EXERCISE REQUIREMENTS:
Search the listing for the string "further" and copy every line that contains it.
-- begin MATERIAL FOR THE TASK --
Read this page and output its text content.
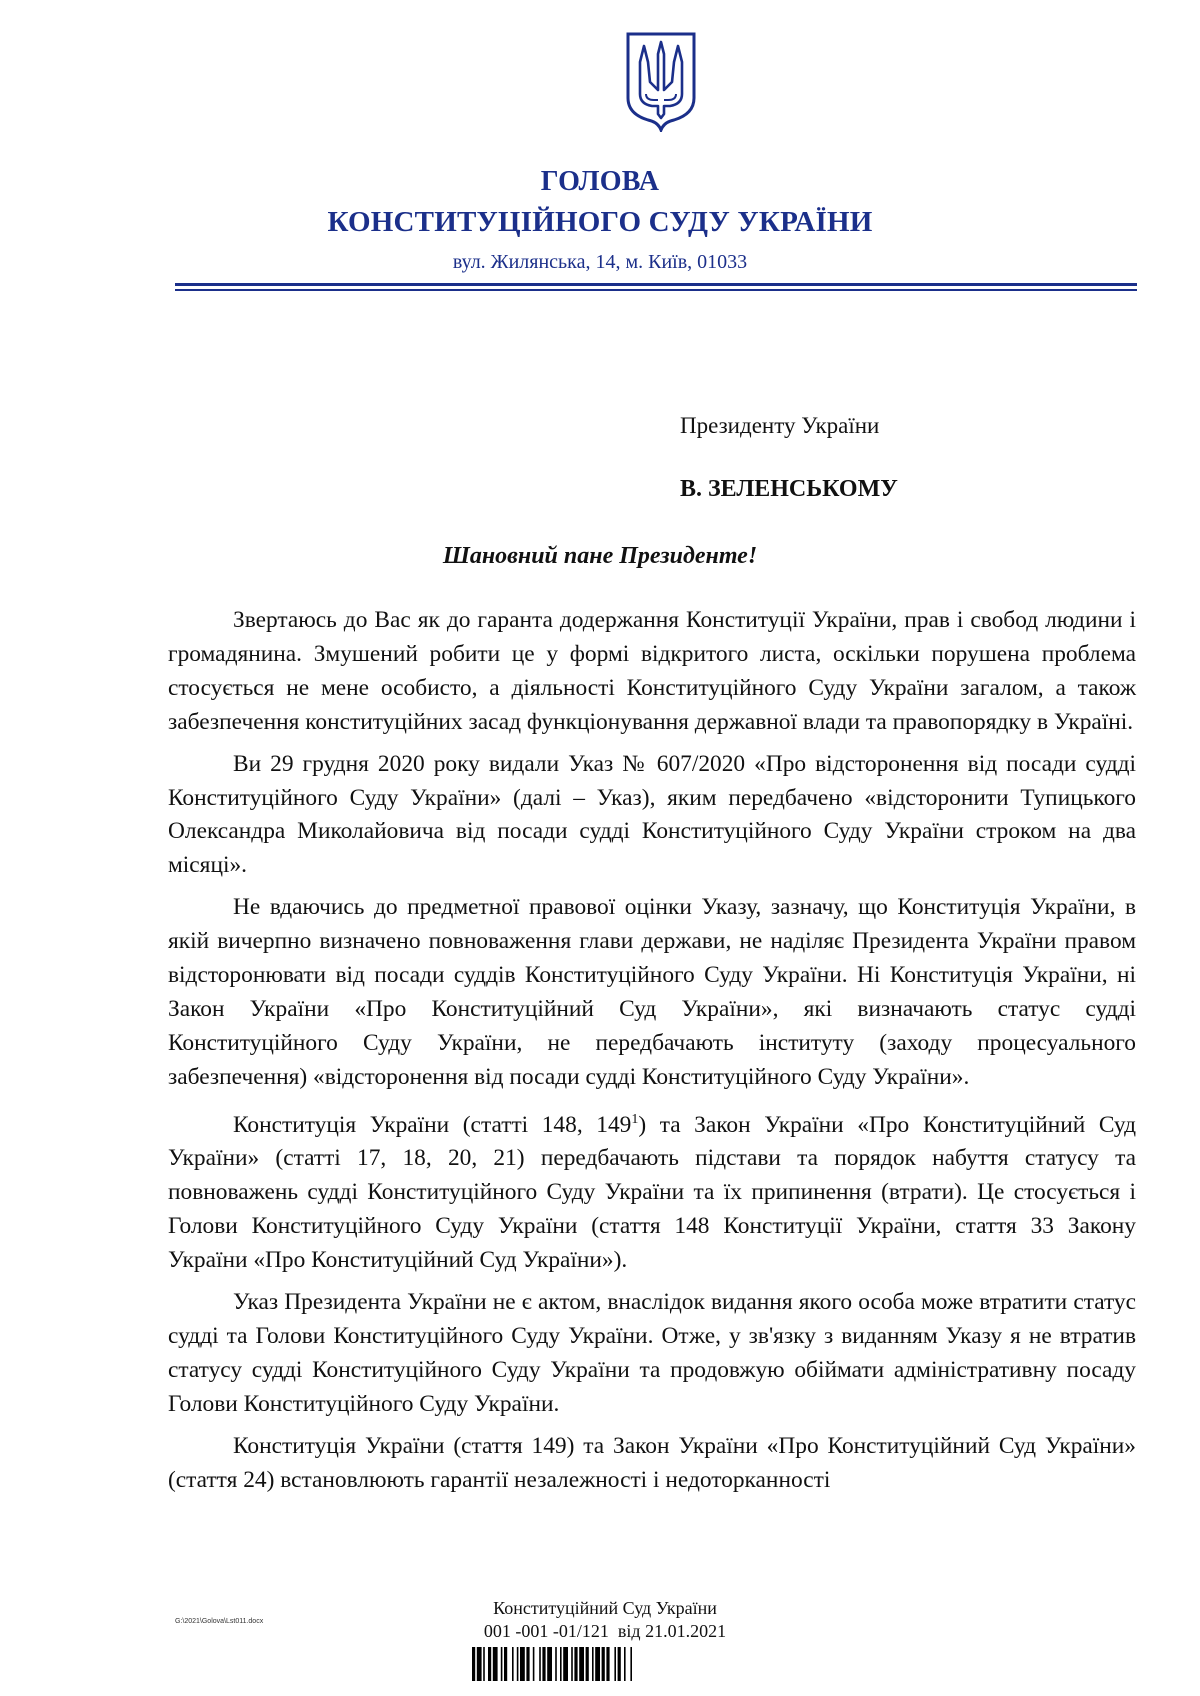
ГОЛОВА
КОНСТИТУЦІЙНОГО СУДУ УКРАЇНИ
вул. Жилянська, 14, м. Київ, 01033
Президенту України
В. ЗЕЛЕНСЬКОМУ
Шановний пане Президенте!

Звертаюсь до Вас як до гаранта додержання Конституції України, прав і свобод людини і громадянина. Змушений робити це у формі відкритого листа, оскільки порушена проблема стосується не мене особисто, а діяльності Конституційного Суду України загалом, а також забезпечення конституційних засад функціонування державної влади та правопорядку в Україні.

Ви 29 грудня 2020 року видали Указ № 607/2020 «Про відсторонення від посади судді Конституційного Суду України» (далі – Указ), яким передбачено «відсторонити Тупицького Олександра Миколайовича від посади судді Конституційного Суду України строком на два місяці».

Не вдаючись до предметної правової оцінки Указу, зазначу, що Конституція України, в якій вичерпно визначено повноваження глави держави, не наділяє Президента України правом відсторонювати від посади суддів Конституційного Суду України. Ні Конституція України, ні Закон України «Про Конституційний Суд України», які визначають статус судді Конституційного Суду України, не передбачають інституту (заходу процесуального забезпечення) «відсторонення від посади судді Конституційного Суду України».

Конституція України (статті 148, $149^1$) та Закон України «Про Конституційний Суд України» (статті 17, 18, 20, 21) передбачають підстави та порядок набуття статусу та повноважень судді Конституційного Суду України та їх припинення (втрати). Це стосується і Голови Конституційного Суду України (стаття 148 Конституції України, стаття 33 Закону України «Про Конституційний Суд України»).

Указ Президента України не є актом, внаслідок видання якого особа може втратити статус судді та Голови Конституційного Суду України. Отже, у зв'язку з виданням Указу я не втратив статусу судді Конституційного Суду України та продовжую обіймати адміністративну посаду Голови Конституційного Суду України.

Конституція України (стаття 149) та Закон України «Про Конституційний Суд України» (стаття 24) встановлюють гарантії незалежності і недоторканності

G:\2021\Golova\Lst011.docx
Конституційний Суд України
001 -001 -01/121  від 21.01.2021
-- end MATERIAL FOR THE TASK --
-- begin MATERIAL FOR THE TASK --
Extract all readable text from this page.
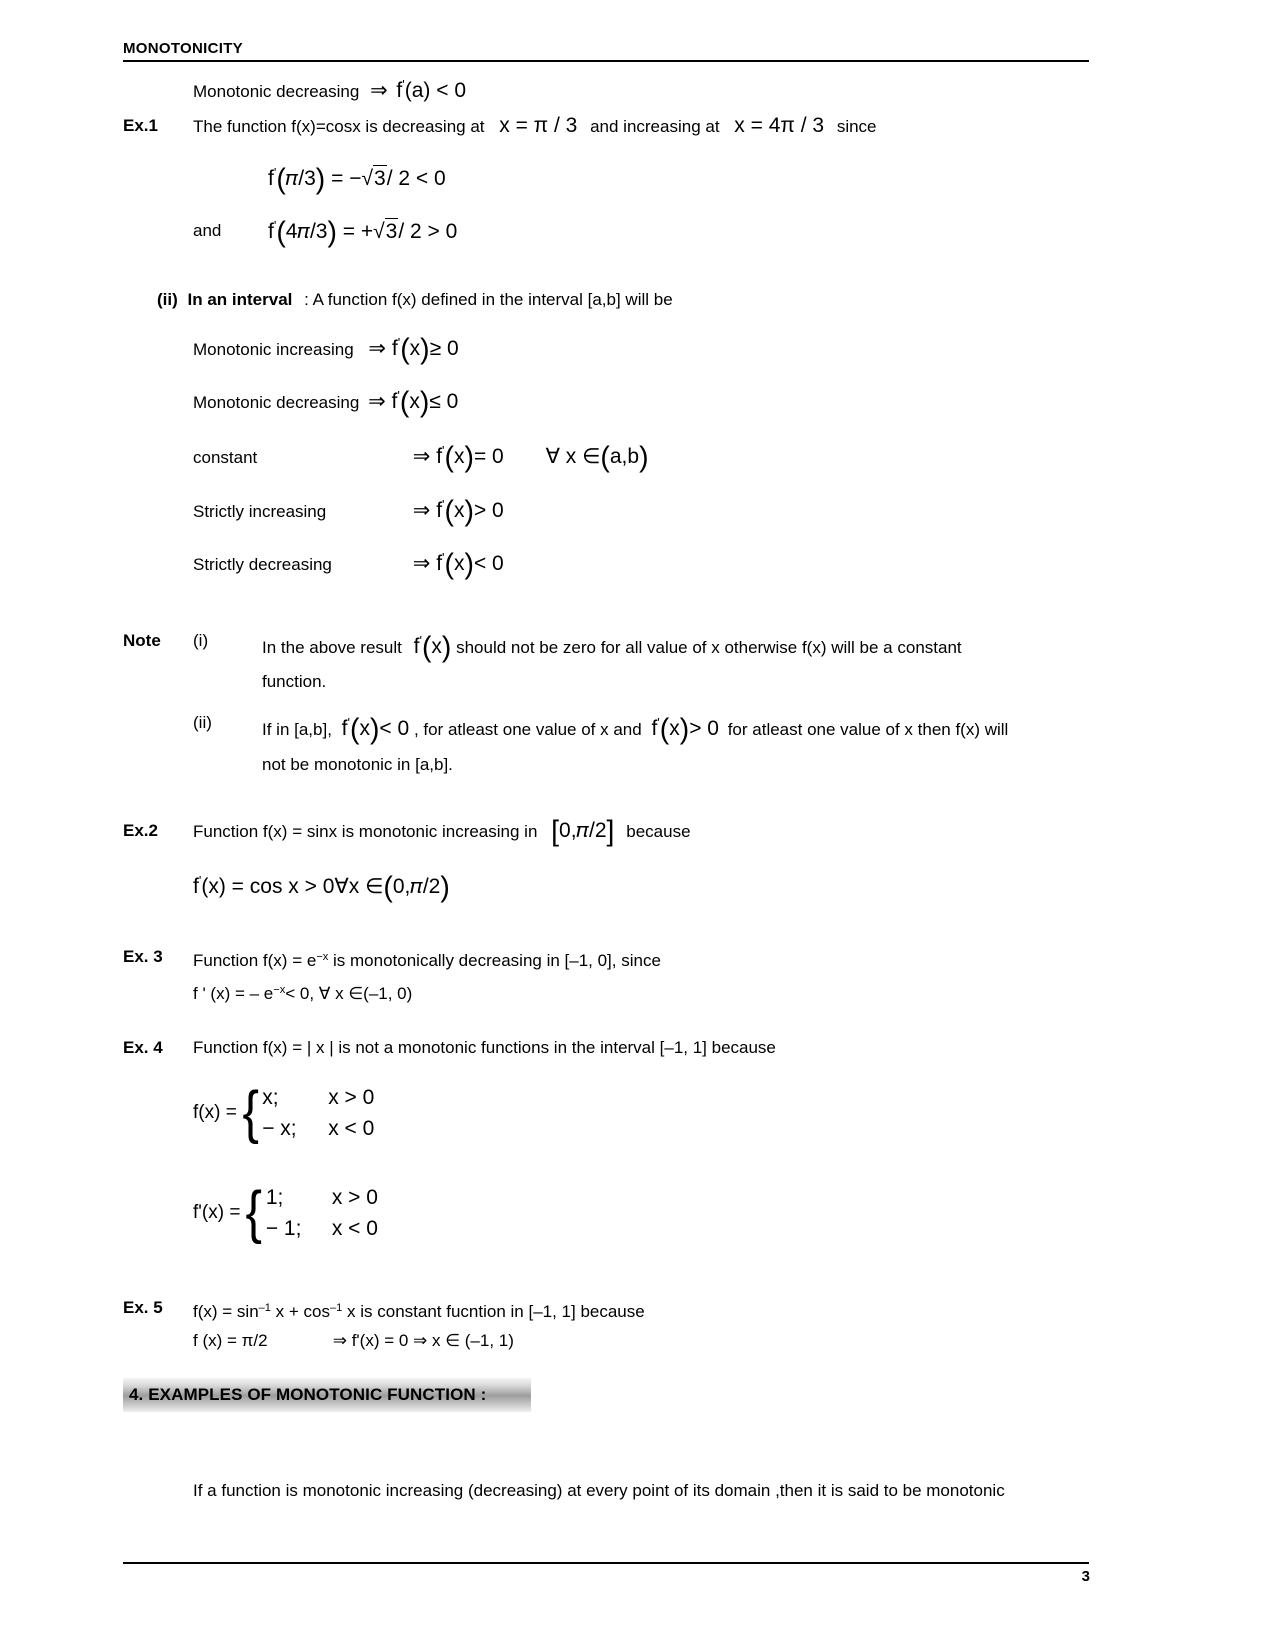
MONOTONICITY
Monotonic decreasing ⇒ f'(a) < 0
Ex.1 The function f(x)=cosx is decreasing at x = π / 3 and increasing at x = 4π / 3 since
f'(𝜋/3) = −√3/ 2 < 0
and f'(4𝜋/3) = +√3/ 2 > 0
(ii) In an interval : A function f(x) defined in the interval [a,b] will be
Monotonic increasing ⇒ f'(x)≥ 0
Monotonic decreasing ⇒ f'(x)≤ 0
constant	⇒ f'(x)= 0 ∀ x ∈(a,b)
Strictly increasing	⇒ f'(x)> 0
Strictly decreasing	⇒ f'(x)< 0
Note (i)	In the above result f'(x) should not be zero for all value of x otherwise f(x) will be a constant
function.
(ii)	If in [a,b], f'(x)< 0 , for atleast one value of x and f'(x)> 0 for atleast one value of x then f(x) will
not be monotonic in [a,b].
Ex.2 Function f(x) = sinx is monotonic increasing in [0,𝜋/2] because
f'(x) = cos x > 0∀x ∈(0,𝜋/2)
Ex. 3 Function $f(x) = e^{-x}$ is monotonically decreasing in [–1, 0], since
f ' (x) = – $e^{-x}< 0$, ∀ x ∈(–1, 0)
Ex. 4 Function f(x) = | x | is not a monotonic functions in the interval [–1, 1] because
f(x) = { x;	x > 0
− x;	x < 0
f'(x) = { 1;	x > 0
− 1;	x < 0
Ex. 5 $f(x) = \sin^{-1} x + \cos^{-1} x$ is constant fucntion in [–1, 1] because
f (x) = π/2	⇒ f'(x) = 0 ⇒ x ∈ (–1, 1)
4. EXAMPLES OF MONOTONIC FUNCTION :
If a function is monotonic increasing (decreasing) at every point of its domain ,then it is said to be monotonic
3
-- end MATERIAL FOR THE TASK --
-- begin MATERIAL FOR THE TASK --
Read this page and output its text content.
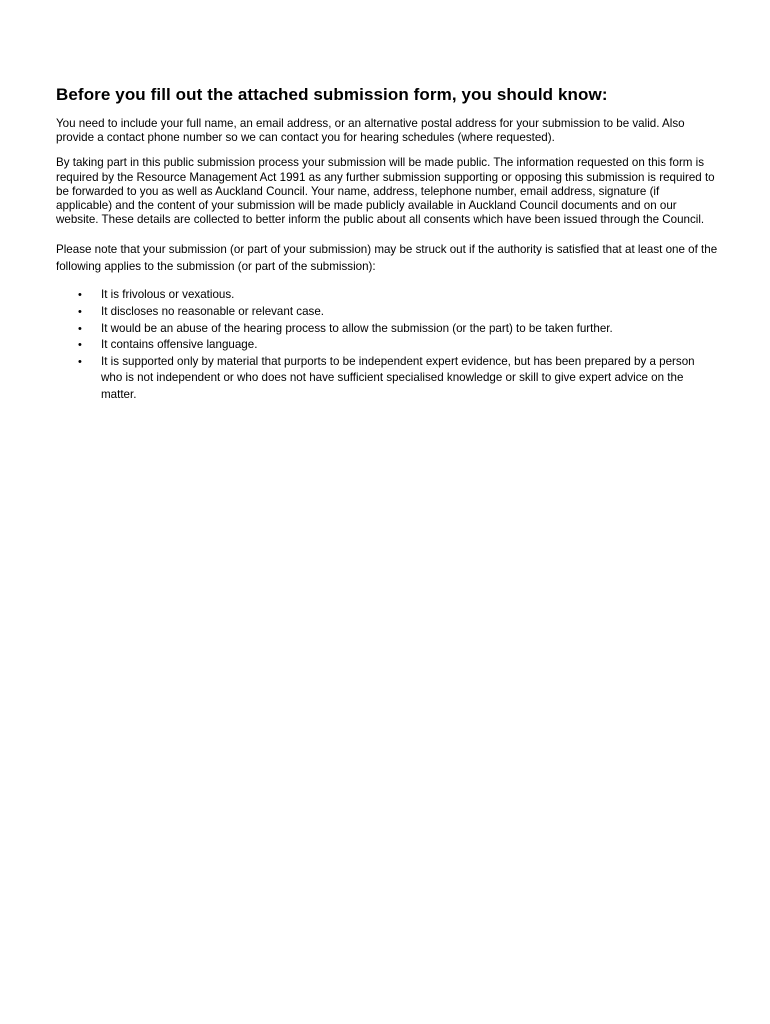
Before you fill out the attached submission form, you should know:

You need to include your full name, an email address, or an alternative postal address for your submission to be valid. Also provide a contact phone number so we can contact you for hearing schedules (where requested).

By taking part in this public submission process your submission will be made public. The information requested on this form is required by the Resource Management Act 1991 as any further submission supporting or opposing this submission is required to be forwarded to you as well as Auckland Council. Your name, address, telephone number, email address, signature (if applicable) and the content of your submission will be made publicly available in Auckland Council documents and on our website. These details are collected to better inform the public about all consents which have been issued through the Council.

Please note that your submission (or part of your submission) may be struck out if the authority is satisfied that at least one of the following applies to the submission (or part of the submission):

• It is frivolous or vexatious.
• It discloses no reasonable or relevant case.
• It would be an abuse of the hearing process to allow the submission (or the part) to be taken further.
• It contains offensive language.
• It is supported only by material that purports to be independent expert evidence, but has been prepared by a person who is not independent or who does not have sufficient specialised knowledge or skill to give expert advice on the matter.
-- end MATERIAL FOR THE TASK --
RESPONSE:
By taking part in this public submission process your submission will be made public. The information requested on this form is required by the Resource Management Act 1991 as any further submission supporting or opposing this submission is required to be forwarded to you as well as Auckland Council. Your name, address, telephone number, email address, signature (if applicable) and the content of your submission will be made publicly available in Auckland Council documents and on our website. These details are collected to better inform the public about all consents which have been issued through the Council.
• It would be an abuse of the hearing process to allow the submission (or the part) to be taken further.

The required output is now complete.